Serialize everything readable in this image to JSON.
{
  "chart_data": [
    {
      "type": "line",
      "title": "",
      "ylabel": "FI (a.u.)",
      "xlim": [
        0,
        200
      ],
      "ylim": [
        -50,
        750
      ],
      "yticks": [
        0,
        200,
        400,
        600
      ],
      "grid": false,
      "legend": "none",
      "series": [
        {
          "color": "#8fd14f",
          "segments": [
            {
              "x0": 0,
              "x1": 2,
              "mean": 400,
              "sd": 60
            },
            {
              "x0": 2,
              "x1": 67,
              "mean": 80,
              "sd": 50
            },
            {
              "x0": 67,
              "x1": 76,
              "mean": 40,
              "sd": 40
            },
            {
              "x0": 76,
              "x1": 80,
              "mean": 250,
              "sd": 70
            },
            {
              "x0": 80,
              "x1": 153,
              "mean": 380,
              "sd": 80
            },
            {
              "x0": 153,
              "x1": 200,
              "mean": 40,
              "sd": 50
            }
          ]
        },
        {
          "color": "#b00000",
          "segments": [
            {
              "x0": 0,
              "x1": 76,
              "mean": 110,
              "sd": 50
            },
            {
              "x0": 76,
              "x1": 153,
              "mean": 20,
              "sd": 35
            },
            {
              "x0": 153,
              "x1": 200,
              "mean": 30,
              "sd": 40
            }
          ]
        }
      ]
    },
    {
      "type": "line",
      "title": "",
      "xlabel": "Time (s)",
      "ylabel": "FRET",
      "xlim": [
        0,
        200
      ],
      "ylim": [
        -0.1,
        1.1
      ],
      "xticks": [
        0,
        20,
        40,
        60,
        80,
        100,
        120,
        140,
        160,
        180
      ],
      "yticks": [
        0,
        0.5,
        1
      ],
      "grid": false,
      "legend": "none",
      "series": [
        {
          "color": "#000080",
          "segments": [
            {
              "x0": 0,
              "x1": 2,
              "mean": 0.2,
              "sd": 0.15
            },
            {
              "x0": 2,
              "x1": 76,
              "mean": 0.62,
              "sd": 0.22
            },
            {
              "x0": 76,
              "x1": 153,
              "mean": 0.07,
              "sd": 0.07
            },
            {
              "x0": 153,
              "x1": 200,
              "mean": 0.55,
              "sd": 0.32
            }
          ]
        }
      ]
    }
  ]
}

--

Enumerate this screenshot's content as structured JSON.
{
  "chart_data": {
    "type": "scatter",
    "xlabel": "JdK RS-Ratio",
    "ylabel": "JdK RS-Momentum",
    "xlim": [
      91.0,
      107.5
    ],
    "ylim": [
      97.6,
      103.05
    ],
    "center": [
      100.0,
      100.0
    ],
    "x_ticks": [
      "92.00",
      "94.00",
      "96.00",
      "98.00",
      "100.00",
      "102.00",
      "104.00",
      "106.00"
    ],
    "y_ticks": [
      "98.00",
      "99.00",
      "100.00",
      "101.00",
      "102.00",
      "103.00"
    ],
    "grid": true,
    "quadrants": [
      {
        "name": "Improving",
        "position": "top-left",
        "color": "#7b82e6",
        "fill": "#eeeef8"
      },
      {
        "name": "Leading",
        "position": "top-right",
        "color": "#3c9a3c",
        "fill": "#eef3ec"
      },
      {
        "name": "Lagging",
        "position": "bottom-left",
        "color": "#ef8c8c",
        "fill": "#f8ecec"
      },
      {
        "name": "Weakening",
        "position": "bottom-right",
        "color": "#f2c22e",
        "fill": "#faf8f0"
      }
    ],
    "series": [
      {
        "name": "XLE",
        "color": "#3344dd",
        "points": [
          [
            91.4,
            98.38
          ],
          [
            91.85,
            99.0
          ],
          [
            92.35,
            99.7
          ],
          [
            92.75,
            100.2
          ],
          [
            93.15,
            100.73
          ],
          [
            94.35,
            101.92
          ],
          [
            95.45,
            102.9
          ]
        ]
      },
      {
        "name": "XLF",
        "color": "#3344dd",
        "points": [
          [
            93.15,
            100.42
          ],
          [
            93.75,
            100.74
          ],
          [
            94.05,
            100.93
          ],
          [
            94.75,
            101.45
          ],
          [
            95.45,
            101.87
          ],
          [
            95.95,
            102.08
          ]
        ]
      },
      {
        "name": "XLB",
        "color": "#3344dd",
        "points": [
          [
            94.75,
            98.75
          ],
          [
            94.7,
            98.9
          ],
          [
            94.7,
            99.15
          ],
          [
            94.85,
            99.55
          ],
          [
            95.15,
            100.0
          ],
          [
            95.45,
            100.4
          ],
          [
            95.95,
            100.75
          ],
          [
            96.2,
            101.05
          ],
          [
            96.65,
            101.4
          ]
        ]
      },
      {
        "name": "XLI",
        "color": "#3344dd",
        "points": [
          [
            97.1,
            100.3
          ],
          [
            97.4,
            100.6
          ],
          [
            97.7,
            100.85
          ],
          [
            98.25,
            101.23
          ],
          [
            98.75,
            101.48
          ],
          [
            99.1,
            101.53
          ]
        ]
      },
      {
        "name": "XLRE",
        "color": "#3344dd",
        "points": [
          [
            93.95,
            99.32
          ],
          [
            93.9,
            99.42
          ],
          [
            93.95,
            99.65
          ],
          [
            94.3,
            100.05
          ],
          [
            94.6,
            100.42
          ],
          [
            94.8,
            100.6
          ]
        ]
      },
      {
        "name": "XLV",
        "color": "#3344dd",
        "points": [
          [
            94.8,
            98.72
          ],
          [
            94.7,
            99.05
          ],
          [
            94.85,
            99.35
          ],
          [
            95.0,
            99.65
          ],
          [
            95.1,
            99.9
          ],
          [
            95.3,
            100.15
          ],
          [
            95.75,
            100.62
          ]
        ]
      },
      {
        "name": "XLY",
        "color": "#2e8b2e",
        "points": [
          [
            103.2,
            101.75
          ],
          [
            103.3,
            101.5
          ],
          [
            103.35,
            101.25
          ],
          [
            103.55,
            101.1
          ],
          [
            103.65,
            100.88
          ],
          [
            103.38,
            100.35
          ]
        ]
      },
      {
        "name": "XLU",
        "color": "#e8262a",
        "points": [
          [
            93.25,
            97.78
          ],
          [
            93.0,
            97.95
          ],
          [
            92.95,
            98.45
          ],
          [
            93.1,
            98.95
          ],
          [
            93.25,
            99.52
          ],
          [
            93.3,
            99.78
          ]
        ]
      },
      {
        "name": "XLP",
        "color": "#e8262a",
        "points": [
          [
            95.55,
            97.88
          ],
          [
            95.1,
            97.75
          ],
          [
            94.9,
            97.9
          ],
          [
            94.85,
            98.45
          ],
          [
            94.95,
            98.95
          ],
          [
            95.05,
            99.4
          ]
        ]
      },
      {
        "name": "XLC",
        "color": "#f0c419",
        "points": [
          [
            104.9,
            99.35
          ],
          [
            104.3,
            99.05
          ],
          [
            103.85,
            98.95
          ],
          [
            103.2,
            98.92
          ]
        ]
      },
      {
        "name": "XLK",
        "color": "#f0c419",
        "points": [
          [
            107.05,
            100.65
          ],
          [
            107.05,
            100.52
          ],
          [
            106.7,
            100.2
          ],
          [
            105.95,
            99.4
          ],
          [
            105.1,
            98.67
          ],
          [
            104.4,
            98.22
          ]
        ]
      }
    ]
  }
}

What to produce: Wherever the string "right" appears in the entries above, list that line.

Output below:
        "position": "top-right",
        "position": "bottom-right",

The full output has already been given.